--- Begin STORED RECORDS ---

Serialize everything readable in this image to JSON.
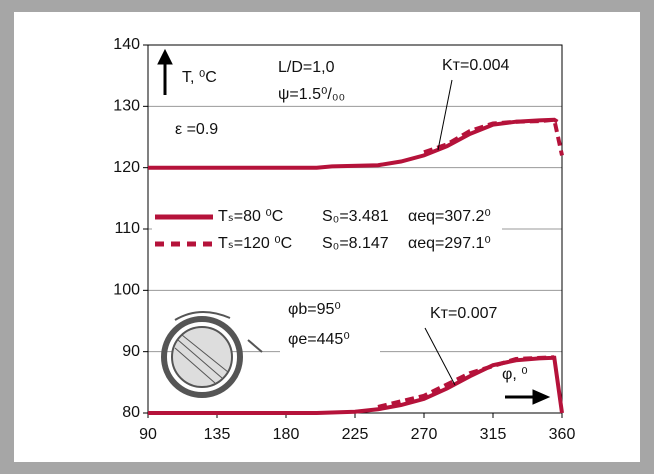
{
  "chart_data": {
    "type": "line",
    "x_label": "φ, ⁰",
    "y_label": "T, ⁰C",
    "xlim": [
      90,
      360
    ],
    "xticks": [
      90,
      135,
      180,
      225,
      270,
      315,
      360
    ],
    "ylim": [
      80,
      140
    ],
    "yticks": [
      80,
      90,
      100,
      110,
      120,
      130,
      140
    ],
    "grid": true,
    "series": [
      {
        "name": "Tₛ=80 ⁰C",
        "style": "solid",
        "color": "#b5123a",
        "x": [
          90,
          200,
          210,
          240,
          255,
          270,
          285,
          300,
          315,
          330,
          345,
          355,
          357
        ],
        "values": [
          120,
          120,
          120.2,
          120.4,
          121,
          122,
          123.5,
          125.5,
          127,
          127.5,
          127.7,
          127.8,
          127.5
        ]
      },
      {
        "name": "Tₛ=120 ⁰C",
        "style": "dashed",
        "color": "#b5123a",
        "x": [
          270,
          285,
          300,
          315,
          330,
          345,
          355,
          360
        ],
        "values": [
          122.5,
          123.8,
          126,
          127.2,
          127.5,
          127.6,
          127.8,
          122
        ]
      },
      {
        "style": "solid",
        "color": "#b5123a",
        "x": [
          90,
          200,
          225,
          240,
          255,
          270,
          285,
          300,
          315,
          330,
          345,
          355,
          360
        ],
        "values": [
          80,
          80,
          80.2,
          80.6,
          81.3,
          82.3,
          84,
          86,
          87.8,
          88.6,
          88.9,
          89,
          80
        ]
      },
      {
        "style": "dashed",
        "color": "#b5123a",
        "x": [
          240,
          270,
          300,
          330,
          355
        ],
        "values": [
          81,
          82.8,
          86.5,
          88.8,
          89.1
        ]
      }
    ],
    "legend_details": [
      [
        "S₀=3.481",
        "αeq=307.2⁰"
      ],
      [
        "S₀=8.147",
        "αeq=297.1⁰"
      ]
    ],
    "annotations": [
      "L/D=1,0",
      "ψ=1.5⁰/₀₀",
      "ε =0.9",
      "Kᴛ=0.004",
      "φb=95⁰",
      "φe=445⁰",
      "Kᴛ=0.007"
    ]
  }
}
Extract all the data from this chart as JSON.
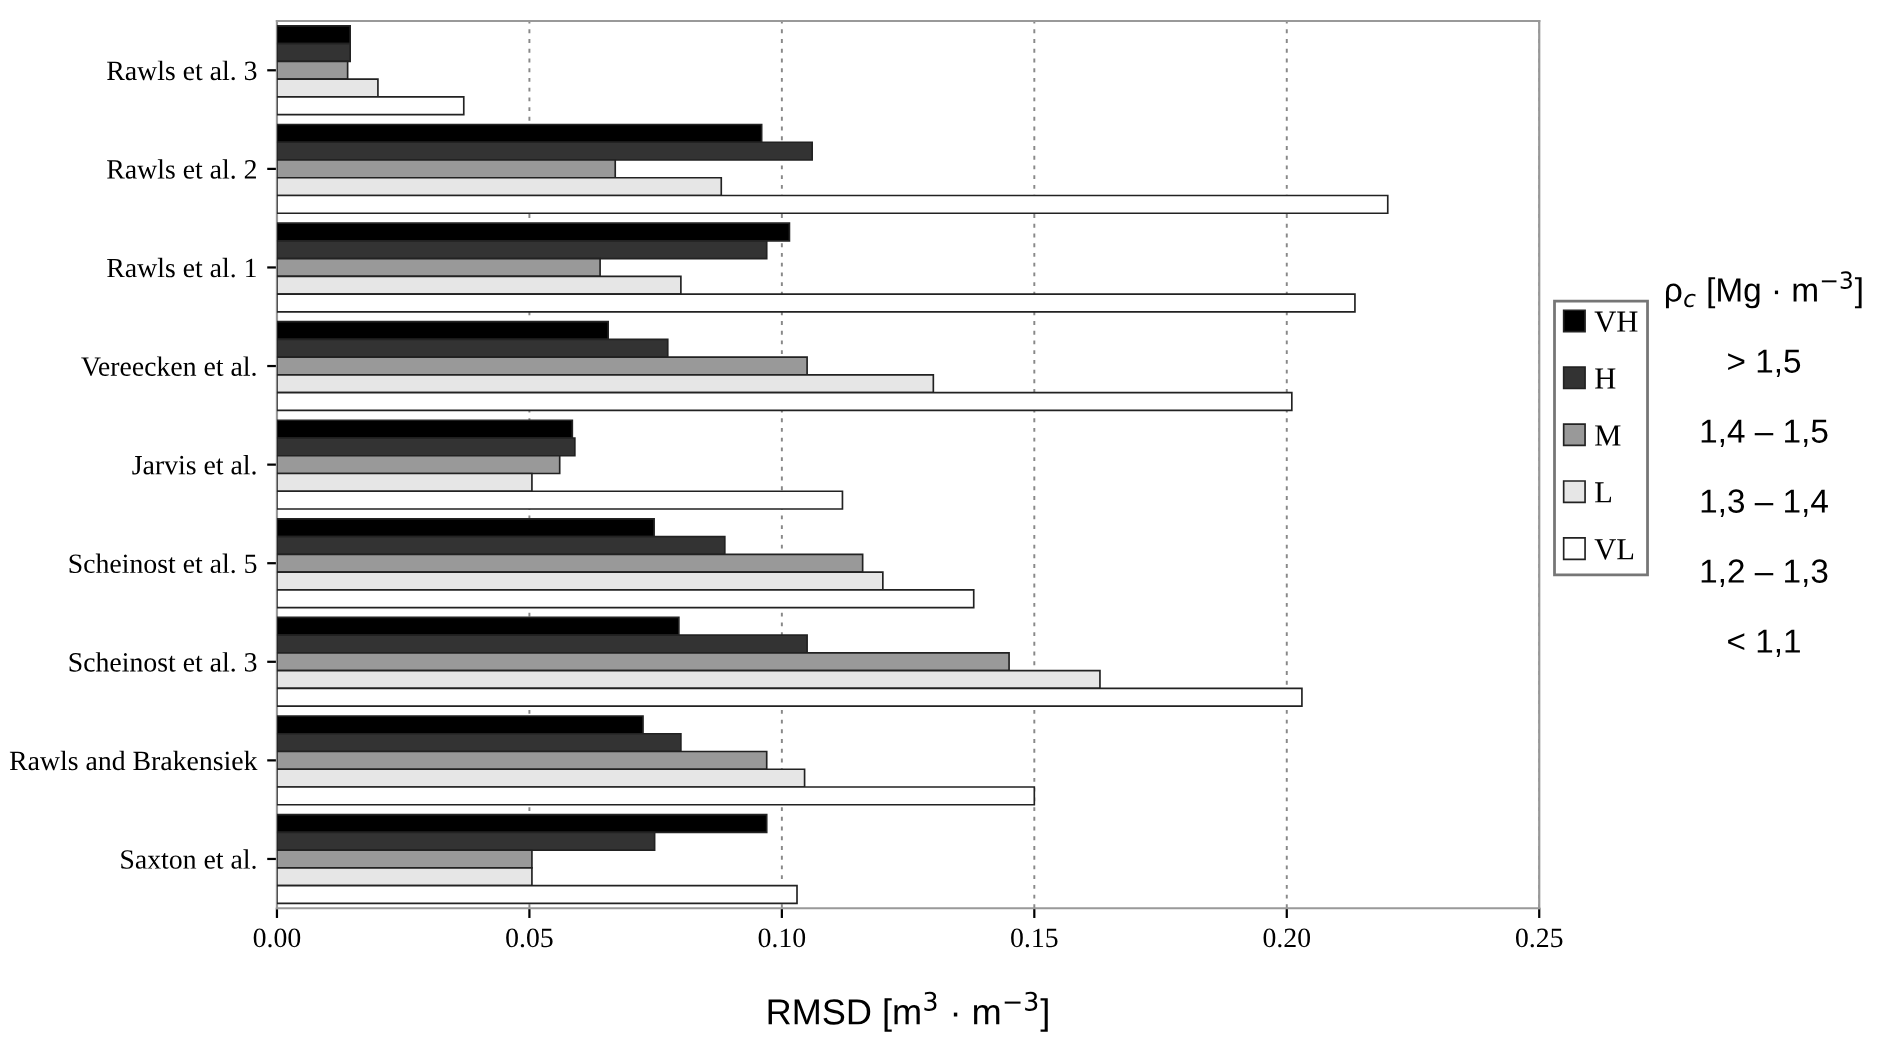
{
  "chart_data": {
    "type": "bar",
    "orientation": "horizontal",
    "xlabel": "RMSD [m$^{3}$ · m$^{−3}$]",
    "categories": [
      "Rawls et al. 3",
      "Rawls et al. 2",
      "Rawls et al. 1",
      "Vereecken et al.",
      "Jarvis et al.",
      "Scheinost et al. 5",
      "Scheinost et al. 3",
      "Rawls and Brakensiek",
      "Saxton et al."
    ],
    "series": [
      {
        "name": "VH",
        "color": "#000000",
        "values": [
          0.0145,
          0.096,
          0.1015,
          0.0656,
          0.0585,
          0.0747,
          0.0796,
          0.0725,
          0.097
        ]
      },
      {
        "name": "H",
        "color": "#333333",
        "values": [
          0.0145,
          0.106,
          0.097,
          0.0774,
          0.059,
          0.0887,
          0.105,
          0.08,
          0.0748
        ]
      },
      {
        "name": "M",
        "color": "#999999",
        "values": [
          0.014,
          0.067,
          0.064,
          0.105,
          0.056,
          0.116,
          0.145,
          0.097,
          0.0505
        ]
      },
      {
        "name": "L",
        "color": "#e6e6e6",
        "values": [
          0.02,
          0.088,
          0.08,
          0.13,
          0.0505,
          0.12,
          0.163,
          0.1045,
          0.0505
        ]
      },
      {
        "name": "VL",
        "color": "#ffffff",
        "values": [
          0.037,
          0.22,
          0.2135,
          0.201,
          0.112,
          0.138,
          0.203,
          0.15,
          0.103
        ]
      }
    ],
    "xlim": [
      0,
      0.25
    ],
    "xticks": [
      {
        "value": 0,
        "label": "0.00"
      },
      {
        "value": 0.05,
        "label": "0.05"
      },
      {
        "value": 0.1,
        "label": "0.10"
      },
      {
        "value": 0.15,
        "label": "0.15"
      },
      {
        "value": 0.2,
        "label": "0.20"
      },
      {
        "value": 0.25,
        "label": "0.25"
      }
    ],
    "grid": "x",
    "legend": "right",
    "annotations": [
      "ρ$_{c}$ [Mg · m$^{−3}$]",
      "> 1,5",
      "1,4 – 1,5",
      "1,3 – 1,4",
      "1,2 – 1,3",
      "< 1,1"
    ]
  }
}
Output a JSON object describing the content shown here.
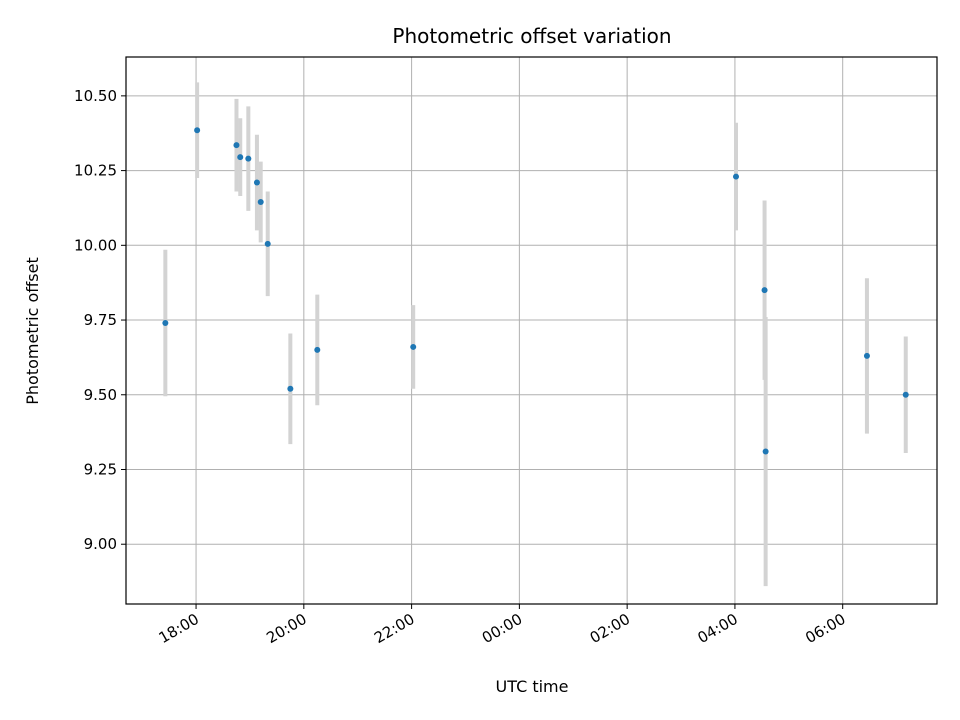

--- End STORED RECORDS ---

* WHAT IS BEING ASKED *
Write the material out again exactly as it appears, dropping the pictures.

* WRITTEN SOLUTION *
Serialize everything readable in this image to JSON.
{
  "chart_data": {
    "type": "line",
    "x_label": "φ, ⁰",
    "y_label": "T, ⁰C",
    "xlim": [
      90,
      360
    ],
    "xticks": [
      90,
      135,
      180,
      225,
      270,
      315,
      360
    ],
    "ylim": [
      80,
      140
    ],
    "yticks": [
      80,
      90,
      100,
      110,
      120,
      130,
      140
    ],
    "grid": true,
    "series": [
      {
        "name": "Tₛ=80 ⁰C",
        "style": "solid",
        "color": "#b5123a",
        "x": [
          90,
          200,
          210,
          240,
          255,
          270,
          285,
          300,
          315,
          330,
          345,
          355,
          357
        ],
        "values": [
          120,
          120,
          120.2,
          120.4,
          121,
          122,
          123.5,
          125.5,
          127,
          127.5,
          127.7,
          127.8,
          127.5
        ]
      },
      {
        "name": "Tₛ=120 ⁰C",
        "style": "dashed",
        "color": "#b5123a",
        "x": [
          270,
          285,
          300,
          315,
          330,
          345,
          355,
          360
        ],
        "values": [
          122.5,
          123.8,
          126,
          127.2,
          127.5,
          127.6,
          127.8,
          122
        ]
      },
      {
        "style": "solid",
        "color": "#b5123a",
        "x": [
          90,
          200,
          225,
          240,
          255,
          270,
          285,
          300,
          315,
          330,
          345,
          355,
          360
        ],
        "values": [
          80,
          80,
          80.2,
          80.6,
          81.3,
          82.3,
          84,
          86,
          87.8,
          88.6,
          88.9,
          89,
          80
        ]
      },
      {
        "style": "dashed",
        "color": "#b5123a",
        "x": [
          240,
          270,
          300,
          330,
          355
        ],
        "values": [
          81,
          82.8,
          86.5,
          88.8,
          89.1
        ]
      }
    ],
    "legend_details": [
      [
        "S₀=3.481",
        "αeq=307.2⁰"
      ],
      [
        "S₀=8.147",
        "αeq=297.1⁰"
      ]
    ],
    "annotations": [
      "L/D=1,0",
      "ψ=1.5⁰/₀₀",
      "ε =0.9",
      "Kᴛ=0.004",
      "φb=95⁰",
      "φe=445⁰",
      "Kᴛ=0.007"
    ]
  }
}
Extract all the data from this chart as JSON.
{
  "chart_data": {
    "type": "bar",
    "orientation": "horizontal",
    "xlabel": "RMSD [m$^{3}$ · m$^{−3}$]",
    "categories": [
      "Rawls et al. 3",
      "Rawls et al. 2",
      "Rawls et al. 1",
      "Vereecken et al.",
      "Jarvis et al.",
      "Scheinost et al. 5",
      "Scheinost et al. 3",
      "Rawls and Brakensiek",
      "Saxton et al."
    ],
    "series": [
      {
        "name": "VH",
        "color": "#000000",
        "values": [
          0.0145,
          0.096,
          0.1015,
          0.0656,
          0.0585,
          0.0747,
          0.0796,
          0.0725,
          0.097
        ]
      },
      {
        "name": "H",
        "color": "#333333",
        "values": [
          0.0145,
          0.106,
          0.097,
          0.0774,
          0.059,
          0.0887,
          0.105,
          0.08,
          0.0748
        ]
      },
      {
        "name": "M",
        "color": "#999999",
        "values": [
          0.014,
          0.067,
          0.064,
          0.105,
          0.056,
          0.116,
          0.145,
          0.097,
          0.0505
        ]
      },
      {
        "name": "L",
        "color": "#e6e6e6",
        "values": [
          0.02,
          0.088,
          0.08,
          0.13,
          0.0505,
          0.12,
          0.163,
          0.1045,
          0.0505
        ]
      },
      {
        "name": "VL",
        "color": "#ffffff",
        "values": [
          0.037,
          0.22,
          0.2135,
          0.201,
          0.112,
          0.138,
          0.203,
          0.15,
          0.103
        ]
      }
    ],
    "xlim": [
      0,
      0.25
    ],
    "xticks": [
      {
        "value": 0,
        "label": "0.00"
      },
      {
        "value": 0.05,
        "label": "0.05"
      },
      {
        "value": 0.1,
        "label": "0.10"
      },
      {
        "value": 0.15,
        "label": "0.15"
      },
      {
        "value": 0.2,
        "label": "0.20"
      },
      {
        "value": 0.25,
        "label": "0.25"
      }
    ],
    "grid": "x",
    "legend": "right",
    "annotations": [
      "ρ$_{c}$ [Mg · m$^{−3}$]",
      "> 1,5",
      "1,4 – 1,5",
      "1,3 – 1,4",
      "1,2 – 1,3",
      "< 1,1"
    ]
  }
}
Output a JSON object describing the content shown here.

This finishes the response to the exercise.